== Aim ==
Within the material below, find each line bearing the word "name" and present it.

== Items from a data source ==
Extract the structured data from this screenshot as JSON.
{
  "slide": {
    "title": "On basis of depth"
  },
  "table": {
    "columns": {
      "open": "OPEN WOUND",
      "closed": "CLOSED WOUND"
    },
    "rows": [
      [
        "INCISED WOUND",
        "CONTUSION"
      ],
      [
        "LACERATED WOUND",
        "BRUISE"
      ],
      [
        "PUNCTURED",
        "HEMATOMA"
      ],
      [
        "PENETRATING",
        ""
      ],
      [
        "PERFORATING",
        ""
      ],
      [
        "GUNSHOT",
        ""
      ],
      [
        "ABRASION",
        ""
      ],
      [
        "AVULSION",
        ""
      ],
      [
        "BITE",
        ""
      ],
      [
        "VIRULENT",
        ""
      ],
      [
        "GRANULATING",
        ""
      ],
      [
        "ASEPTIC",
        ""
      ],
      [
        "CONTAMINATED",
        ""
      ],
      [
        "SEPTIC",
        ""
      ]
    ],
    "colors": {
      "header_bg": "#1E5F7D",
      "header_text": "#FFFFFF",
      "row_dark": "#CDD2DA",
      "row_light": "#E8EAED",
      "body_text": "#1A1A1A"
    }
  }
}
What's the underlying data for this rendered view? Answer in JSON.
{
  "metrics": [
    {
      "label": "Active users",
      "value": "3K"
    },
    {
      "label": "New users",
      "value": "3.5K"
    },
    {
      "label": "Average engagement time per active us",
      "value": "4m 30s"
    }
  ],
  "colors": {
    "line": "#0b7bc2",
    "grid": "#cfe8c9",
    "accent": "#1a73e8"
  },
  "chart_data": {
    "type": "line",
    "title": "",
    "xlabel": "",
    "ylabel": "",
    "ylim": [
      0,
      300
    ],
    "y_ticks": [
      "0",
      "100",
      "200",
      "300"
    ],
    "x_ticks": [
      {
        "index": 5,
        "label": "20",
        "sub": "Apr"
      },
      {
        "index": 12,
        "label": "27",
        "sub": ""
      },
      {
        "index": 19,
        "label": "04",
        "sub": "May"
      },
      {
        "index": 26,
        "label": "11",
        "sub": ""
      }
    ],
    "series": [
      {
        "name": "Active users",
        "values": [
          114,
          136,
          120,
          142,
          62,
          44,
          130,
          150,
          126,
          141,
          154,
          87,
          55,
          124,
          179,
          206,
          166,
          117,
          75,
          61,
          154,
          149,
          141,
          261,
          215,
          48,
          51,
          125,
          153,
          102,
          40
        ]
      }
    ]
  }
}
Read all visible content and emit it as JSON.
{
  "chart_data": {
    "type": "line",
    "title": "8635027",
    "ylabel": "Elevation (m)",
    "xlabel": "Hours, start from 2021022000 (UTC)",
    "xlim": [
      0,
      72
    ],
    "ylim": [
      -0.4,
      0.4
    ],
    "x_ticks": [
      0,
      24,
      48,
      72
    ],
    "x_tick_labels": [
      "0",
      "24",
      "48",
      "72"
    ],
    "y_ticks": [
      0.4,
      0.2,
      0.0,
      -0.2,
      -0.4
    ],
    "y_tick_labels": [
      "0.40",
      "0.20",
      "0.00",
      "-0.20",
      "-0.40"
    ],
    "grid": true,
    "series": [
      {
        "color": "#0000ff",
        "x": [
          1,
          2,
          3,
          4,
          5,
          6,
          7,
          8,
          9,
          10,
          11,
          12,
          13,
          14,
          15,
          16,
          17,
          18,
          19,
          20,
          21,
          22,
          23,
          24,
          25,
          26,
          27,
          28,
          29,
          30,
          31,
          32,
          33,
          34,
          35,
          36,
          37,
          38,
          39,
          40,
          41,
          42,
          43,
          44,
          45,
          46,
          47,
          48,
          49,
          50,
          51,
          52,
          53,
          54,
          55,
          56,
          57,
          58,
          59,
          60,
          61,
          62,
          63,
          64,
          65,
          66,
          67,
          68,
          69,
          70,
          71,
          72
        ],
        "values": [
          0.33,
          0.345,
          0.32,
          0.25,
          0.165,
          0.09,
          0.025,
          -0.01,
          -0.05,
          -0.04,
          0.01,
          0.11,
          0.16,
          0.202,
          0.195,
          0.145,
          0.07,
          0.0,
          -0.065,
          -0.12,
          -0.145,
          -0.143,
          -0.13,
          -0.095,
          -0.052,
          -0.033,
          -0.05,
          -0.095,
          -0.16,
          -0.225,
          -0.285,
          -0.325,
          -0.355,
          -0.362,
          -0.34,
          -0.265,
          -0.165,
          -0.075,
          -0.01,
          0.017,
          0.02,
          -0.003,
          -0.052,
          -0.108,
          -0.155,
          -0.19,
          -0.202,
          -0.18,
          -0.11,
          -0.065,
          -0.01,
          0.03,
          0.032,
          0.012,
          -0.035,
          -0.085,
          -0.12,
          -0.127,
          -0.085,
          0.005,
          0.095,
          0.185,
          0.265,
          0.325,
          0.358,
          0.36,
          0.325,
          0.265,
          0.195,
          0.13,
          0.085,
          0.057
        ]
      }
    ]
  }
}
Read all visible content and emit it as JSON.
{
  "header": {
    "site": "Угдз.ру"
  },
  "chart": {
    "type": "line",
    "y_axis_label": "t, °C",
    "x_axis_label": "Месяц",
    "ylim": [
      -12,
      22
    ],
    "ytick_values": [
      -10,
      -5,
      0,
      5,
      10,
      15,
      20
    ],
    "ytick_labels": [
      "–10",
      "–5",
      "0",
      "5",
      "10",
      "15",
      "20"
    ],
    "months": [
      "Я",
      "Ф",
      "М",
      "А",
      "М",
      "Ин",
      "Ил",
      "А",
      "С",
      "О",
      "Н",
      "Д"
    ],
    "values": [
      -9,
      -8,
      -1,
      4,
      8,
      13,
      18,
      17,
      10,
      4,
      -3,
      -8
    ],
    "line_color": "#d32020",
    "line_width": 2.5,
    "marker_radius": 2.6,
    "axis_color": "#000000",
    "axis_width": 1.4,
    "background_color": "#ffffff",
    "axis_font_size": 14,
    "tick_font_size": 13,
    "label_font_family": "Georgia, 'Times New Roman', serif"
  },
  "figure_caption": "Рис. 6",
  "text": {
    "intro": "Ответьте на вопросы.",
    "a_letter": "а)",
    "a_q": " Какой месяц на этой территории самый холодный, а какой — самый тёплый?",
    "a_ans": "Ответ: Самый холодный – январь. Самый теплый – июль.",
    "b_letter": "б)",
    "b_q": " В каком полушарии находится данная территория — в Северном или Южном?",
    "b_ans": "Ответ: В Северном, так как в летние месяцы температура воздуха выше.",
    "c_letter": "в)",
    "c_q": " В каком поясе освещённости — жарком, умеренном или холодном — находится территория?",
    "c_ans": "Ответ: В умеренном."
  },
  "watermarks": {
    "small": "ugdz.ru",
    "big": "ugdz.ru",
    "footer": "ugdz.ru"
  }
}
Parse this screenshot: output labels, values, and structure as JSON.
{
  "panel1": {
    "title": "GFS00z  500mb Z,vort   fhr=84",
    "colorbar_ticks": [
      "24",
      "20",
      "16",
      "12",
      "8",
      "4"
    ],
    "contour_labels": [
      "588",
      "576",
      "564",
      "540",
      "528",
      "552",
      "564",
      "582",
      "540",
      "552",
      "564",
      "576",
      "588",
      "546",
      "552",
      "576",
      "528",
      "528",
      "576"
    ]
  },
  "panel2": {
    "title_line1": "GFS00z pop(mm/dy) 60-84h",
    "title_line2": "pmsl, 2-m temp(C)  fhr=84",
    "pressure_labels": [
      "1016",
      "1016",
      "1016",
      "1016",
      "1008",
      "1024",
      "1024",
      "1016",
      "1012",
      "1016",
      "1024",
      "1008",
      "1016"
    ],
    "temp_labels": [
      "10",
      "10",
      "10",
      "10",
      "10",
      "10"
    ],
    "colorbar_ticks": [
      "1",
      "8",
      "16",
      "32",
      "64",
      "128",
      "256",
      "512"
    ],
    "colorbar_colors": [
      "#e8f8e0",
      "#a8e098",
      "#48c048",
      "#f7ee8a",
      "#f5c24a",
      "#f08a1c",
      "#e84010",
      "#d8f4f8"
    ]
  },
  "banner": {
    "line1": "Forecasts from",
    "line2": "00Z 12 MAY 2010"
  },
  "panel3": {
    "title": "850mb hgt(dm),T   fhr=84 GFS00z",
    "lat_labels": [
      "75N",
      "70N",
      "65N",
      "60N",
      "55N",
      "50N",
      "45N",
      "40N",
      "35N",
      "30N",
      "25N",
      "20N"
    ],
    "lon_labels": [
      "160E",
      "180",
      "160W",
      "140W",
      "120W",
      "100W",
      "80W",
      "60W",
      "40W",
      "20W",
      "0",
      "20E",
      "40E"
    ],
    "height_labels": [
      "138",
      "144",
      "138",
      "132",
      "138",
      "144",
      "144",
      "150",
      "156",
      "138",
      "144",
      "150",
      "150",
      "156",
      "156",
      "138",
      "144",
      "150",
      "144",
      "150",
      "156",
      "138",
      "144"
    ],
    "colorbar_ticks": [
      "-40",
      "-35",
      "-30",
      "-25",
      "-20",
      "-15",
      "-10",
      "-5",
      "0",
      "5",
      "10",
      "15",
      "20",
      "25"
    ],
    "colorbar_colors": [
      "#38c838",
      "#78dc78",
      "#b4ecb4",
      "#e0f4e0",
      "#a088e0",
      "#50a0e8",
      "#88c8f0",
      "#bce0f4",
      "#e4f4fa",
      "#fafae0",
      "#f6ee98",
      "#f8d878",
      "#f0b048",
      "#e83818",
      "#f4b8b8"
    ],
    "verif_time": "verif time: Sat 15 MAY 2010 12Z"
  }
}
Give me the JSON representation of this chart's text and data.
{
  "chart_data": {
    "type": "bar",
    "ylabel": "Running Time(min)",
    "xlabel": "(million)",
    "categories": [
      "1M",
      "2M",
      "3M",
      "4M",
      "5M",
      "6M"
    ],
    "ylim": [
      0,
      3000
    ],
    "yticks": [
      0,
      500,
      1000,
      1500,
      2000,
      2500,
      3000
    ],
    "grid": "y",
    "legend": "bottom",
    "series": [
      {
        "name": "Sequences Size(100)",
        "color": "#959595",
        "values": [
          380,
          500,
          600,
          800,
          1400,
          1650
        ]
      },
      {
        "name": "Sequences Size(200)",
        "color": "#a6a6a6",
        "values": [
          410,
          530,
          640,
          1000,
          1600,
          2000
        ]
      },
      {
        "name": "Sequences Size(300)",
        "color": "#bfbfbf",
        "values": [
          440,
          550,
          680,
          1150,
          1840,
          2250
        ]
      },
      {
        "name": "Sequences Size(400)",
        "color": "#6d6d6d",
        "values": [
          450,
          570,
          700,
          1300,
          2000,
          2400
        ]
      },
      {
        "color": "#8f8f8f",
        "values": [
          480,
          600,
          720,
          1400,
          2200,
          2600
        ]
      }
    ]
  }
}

== Reply to the exercise ==
        "name": "Active users",
        "name": "Sequences Size(100)",
        "name": "Sequences Size(200)",
        "name": "Sequences Size(300)",
        "name": "Sequences Size(400)",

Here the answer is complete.